Détail de la tâche:
D'après le texte de l'exercice, quel jour le Vents du sud a-t-il accueilli Pablo Moses ?

Texte de l'exercice:
Docteur Pablo mister Moses
Jeudi 22 novembre, le Vents du sud a accueilli le phénomène reggae-dub jamaïcain
Pablo Moses. Un monstre de scène pour une cure de bonnes vibes.
Docteur Pablo
« Ready, Aim, Fire ! ». Voilà à quoi a ressemblé la prestation du grand Moses. Un Pablo prêt à tout donner aux massifs, et à mettre le feu aux planches du Vents du Sud.
Sa prescription pour un show réussi : une énergie qui vient du cœur, un visage ensoleillé de mimiques endiablées, et un jeu de scène vitaminé ; le tout empreint évidemment d’une vibration « Natural Mystic ». Côté son, un flow toujours aussi incisif et des riddims explosifs.

(Lignes contenues dans un jeu de données)
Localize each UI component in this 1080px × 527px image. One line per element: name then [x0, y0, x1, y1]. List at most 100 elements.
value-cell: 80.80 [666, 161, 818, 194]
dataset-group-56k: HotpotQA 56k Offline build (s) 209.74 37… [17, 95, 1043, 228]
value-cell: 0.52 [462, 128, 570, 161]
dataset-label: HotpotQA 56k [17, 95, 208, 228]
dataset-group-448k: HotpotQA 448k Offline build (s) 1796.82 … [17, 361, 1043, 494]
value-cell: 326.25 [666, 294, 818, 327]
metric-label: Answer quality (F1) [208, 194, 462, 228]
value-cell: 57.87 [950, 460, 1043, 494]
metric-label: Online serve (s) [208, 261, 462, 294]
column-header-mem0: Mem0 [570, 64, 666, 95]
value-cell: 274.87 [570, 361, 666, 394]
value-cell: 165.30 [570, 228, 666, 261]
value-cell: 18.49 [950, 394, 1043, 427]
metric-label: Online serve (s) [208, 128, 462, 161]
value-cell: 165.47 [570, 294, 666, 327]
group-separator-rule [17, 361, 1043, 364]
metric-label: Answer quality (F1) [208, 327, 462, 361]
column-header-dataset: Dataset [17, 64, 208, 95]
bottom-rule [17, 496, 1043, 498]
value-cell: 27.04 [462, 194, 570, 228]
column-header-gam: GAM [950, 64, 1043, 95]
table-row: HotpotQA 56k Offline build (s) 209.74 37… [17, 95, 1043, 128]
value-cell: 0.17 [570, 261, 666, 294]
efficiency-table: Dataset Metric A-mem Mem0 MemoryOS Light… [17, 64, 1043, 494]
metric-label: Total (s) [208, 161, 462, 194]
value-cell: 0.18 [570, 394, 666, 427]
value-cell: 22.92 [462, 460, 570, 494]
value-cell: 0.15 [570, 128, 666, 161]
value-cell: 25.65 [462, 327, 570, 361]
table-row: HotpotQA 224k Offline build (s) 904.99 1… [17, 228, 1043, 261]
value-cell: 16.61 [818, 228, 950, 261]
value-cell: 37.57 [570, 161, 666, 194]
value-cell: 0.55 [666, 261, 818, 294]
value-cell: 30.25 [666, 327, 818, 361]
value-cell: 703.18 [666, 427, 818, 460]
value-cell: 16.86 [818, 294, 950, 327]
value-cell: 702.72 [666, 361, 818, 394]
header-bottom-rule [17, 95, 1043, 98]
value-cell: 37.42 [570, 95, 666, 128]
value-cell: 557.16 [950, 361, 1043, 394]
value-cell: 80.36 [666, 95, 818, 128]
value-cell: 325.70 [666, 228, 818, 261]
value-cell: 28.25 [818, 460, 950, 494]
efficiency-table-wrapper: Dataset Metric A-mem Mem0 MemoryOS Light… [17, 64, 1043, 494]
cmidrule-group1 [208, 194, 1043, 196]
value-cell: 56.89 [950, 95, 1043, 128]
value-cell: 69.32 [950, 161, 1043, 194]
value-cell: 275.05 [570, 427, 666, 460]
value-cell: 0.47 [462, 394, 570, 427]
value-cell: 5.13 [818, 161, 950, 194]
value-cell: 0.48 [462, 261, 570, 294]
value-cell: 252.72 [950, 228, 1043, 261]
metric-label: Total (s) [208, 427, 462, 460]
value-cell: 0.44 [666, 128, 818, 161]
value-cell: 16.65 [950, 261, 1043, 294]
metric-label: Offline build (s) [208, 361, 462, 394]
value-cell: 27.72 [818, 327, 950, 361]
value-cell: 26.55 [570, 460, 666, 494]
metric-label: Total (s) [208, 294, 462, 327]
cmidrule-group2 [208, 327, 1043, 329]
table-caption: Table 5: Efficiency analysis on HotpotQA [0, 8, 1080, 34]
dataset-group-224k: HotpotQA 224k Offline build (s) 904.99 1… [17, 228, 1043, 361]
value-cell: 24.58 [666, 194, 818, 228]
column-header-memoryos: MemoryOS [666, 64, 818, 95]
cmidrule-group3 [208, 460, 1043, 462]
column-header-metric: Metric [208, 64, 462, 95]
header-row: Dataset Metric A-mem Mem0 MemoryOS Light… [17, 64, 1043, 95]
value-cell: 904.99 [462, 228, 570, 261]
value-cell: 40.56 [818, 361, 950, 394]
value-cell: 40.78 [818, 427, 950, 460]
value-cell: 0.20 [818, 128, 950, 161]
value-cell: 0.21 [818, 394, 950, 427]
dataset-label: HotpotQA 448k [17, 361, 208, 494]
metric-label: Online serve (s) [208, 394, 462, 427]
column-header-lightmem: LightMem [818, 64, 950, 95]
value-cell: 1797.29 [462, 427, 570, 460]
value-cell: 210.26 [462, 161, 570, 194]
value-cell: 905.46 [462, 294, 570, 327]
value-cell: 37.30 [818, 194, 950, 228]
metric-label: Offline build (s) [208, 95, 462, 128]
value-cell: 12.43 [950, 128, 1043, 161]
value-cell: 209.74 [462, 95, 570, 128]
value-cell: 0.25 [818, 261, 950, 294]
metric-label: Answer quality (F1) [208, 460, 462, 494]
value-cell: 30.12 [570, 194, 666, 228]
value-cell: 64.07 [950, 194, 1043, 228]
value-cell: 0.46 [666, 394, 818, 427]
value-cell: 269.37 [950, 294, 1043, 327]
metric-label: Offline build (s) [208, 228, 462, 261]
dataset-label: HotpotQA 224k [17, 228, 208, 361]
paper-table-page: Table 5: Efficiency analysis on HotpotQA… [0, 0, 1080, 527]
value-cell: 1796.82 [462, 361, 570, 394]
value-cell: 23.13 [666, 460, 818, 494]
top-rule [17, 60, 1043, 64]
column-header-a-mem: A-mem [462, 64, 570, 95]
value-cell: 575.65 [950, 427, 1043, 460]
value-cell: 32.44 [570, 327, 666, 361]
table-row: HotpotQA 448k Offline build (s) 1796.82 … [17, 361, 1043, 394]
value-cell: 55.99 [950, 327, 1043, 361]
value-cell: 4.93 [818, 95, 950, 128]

Réponse:
Le jeudi 22 novembre.